WRITTEN PROBLEM: Without the pictures, output the records below word for word.
——————————
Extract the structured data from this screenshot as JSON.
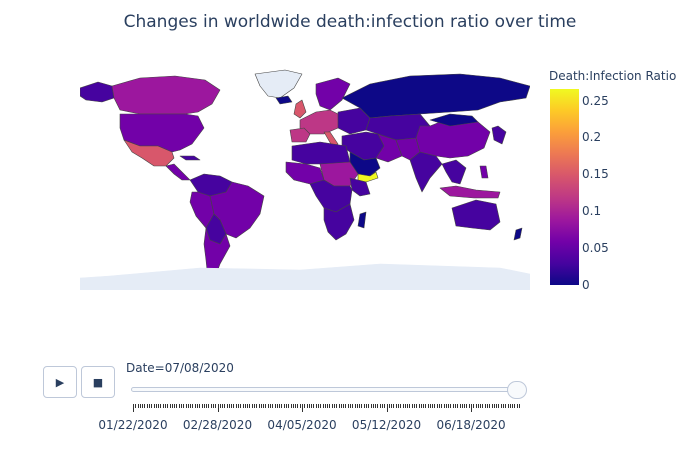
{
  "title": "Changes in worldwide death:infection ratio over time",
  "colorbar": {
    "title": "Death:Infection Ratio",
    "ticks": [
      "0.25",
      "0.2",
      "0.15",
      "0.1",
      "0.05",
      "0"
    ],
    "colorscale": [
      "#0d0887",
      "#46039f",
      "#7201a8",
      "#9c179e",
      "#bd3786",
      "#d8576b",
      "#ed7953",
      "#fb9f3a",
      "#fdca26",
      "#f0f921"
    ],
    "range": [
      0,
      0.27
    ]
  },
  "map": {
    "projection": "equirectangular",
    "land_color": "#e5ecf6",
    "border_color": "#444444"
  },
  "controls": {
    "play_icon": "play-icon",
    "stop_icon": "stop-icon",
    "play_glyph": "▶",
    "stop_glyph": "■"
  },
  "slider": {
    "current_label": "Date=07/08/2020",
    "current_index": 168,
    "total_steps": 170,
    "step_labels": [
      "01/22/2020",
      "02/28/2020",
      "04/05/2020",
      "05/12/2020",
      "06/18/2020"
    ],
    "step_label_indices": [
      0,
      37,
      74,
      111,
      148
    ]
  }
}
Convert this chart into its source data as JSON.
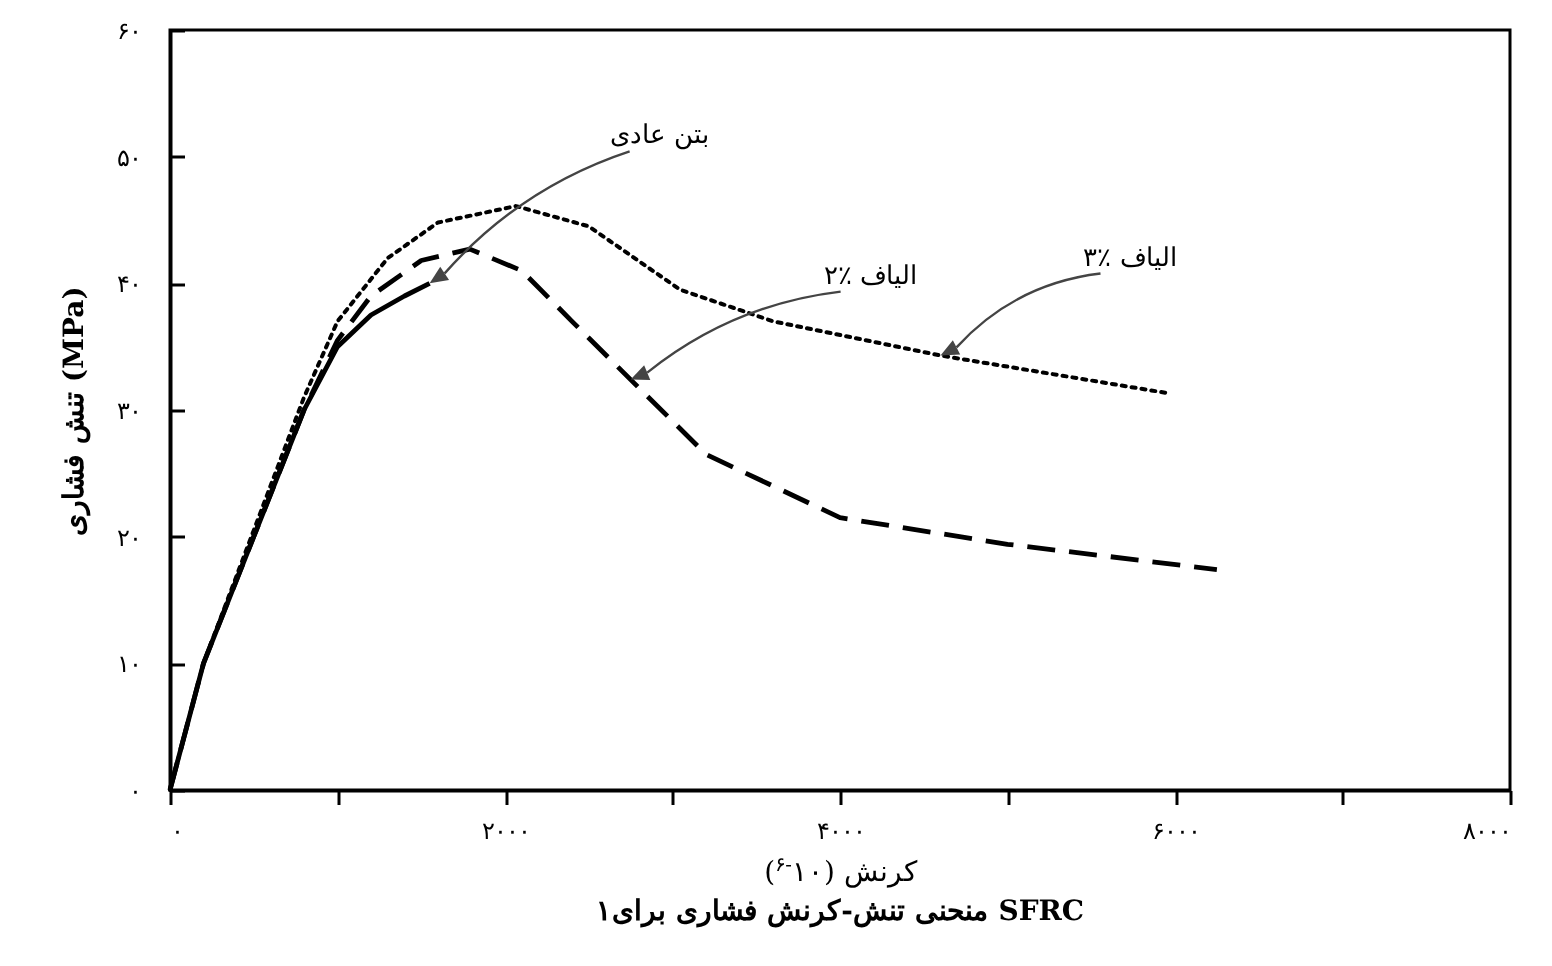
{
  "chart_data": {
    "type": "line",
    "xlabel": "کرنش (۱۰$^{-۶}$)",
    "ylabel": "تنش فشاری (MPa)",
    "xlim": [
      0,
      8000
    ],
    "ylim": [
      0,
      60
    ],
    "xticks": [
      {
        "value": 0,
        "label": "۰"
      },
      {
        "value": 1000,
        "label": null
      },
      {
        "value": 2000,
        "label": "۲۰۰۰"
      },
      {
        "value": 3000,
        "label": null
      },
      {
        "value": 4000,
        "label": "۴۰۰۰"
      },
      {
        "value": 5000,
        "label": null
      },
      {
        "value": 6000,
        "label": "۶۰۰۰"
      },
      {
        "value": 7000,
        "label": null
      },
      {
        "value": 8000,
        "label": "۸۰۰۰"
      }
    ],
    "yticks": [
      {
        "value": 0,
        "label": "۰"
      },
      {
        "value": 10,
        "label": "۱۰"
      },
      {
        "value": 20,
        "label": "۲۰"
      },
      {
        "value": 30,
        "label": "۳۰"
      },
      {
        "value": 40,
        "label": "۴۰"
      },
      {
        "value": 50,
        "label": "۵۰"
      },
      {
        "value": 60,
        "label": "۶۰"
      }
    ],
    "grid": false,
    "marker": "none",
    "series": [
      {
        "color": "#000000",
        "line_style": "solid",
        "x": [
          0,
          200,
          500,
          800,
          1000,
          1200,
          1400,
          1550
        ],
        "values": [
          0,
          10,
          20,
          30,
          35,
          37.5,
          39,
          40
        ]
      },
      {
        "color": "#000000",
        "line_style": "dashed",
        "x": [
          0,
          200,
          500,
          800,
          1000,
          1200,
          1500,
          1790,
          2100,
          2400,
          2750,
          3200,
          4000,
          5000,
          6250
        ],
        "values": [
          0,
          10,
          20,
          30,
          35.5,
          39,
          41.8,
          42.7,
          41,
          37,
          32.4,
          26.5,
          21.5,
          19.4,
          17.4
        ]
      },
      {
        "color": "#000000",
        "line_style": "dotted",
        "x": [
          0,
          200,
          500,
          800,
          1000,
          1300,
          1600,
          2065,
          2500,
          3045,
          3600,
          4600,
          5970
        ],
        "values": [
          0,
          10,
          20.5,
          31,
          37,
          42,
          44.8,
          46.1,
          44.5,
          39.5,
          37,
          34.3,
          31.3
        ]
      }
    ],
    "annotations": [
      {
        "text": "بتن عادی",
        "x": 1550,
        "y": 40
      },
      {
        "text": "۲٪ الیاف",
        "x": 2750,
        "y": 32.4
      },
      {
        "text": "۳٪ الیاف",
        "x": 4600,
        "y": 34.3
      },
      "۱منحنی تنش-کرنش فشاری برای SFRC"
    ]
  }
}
——————————
CORRECT OUTPUT:
Extract the structured data from this screenshot as JSON.
{
  "title": "Changes in worldwide death:infection ratio over time",
  "colorbar": {
    "title": "Death:Infection Ratio",
    "ticks": [
      "0.25",
      "0.2",
      "0.15",
      "0.1",
      "0.05",
      "0"
    ],
    "colorscale": [
      "#0d0887",
      "#46039f",
      "#7201a8",
      "#9c179e",
      "#bd3786",
      "#d8576b",
      "#ed7953",
      "#fb9f3a",
      "#fdca26",
      "#f0f921"
    ],
    "range": [
      0,
      0.27
    ]
  },
  "map": {
    "projection": "equirectangular",
    "land_color": "#e5ecf6",
    "border_color": "#444444"
  },
  "controls": {
    "play_icon": "play-icon",
    "stop_icon": "stop-icon",
    "play_glyph": "▶",
    "stop_glyph": "■"
  },
  "slider": {
    "current_label": "Date=07/08/2020",
    "current_index": 168,
    "total_steps": 170,
    "step_labels": [
      "01/22/2020",
      "02/28/2020",
      "04/05/2020",
      "05/12/2020",
      "06/18/2020"
    ],
    "step_label_indices": [
      0,
      37,
      74,
      111,
      148
    ]
  }
}
Convert this chart into its source data as JSON.
{
  "chart_data": {
    "type": "line",
    "xlabel": "کرنش (۱۰$^{-۶}$)",
    "ylabel": "تنش فشاری (MPa)",
    "xlim": [
      0,
      8000
    ],
    "ylim": [
      0,
      60
    ],
    "xticks": [
      {
        "value": 0,
        "label": "۰"
      },
      {
        "value": 1000,
        "label": null
      },
      {
        "value": 2000,
        "label": "۲۰۰۰"
      },
      {
        "value": 3000,
        "label": null
      },
      {
        "value": 4000,
        "label": "۴۰۰۰"
      },
      {
        "value": 5000,
        "label": null
      },
      {
        "value": 6000,
        "label": "۶۰۰۰"
      },
      {
        "value": 7000,
        "label": null
      },
      {
        "value": 8000,
        "label": "۸۰۰۰"
      }
    ],
    "yticks": [
      {
        "value": 0,
        "label": "۰"
      },
      {
        "value": 10,
        "label": "۱۰"
      },
      {
        "value": 20,
        "label": "۲۰"
      },
      {
        "value": 30,
        "label": "۳۰"
      },
      {
        "value": 40,
        "label": "۴۰"
      },
      {
        "value": 50,
        "label": "۵۰"
      },
      {
        "value": 60,
        "label": "۶۰"
      }
    ],
    "grid": false,
    "marker": "none",
    "series": [
      {
        "color": "#000000",
        "line_style": "solid",
        "x": [
          0,
          200,
          500,
          800,
          1000,
          1200,
          1400,
          1550
        ],
        "values": [
          0,
          10,
          20,
          30,
          35,
          37.5,
          39,
          40
        ]
      },
      {
        "color": "#000000",
        "line_style": "dashed",
        "x": [
          0,
          200,
          500,
          800,
          1000,
          1200,
          1500,
          1790,
          2100,
          2400,
          2750,
          3200,
          4000,
          5000,
          6250
        ],
        "values": [
          0,
          10,
          20,
          30,
          35.5,
          39,
          41.8,
          42.7,
          41,
          37,
          32.4,
          26.5,
          21.5,
          19.4,
          17.4
        ]
      },
      {
        "color": "#000000",
        "line_style": "dotted",
        "x": [
          0,
          200,
          500,
          800,
          1000,
          1300,
          1600,
          2065,
          2500,
          3045,
          3600,
          4600,
          5970
        ],
        "values": [
          0,
          10,
          20.5,
          31,
          37,
          42,
          44.8,
          46.1,
          44.5,
          39.5,
          37,
          34.3,
          31.3
        ]
      }
    ],
    "annotations": [
      {
        "text": "بتن عادی",
        "x": 1550,
        "y": 40
      },
      {
        "text": "۲٪ الیاف",
        "x": 2750,
        "y": 32.4
      },
      {
        "text": "۳٪ الیاف",
        "x": 4600,
        "y": 34.3
      },
      "۱منحنی تنش-کرنش فشاری برای SFRC"
    ]
  }
}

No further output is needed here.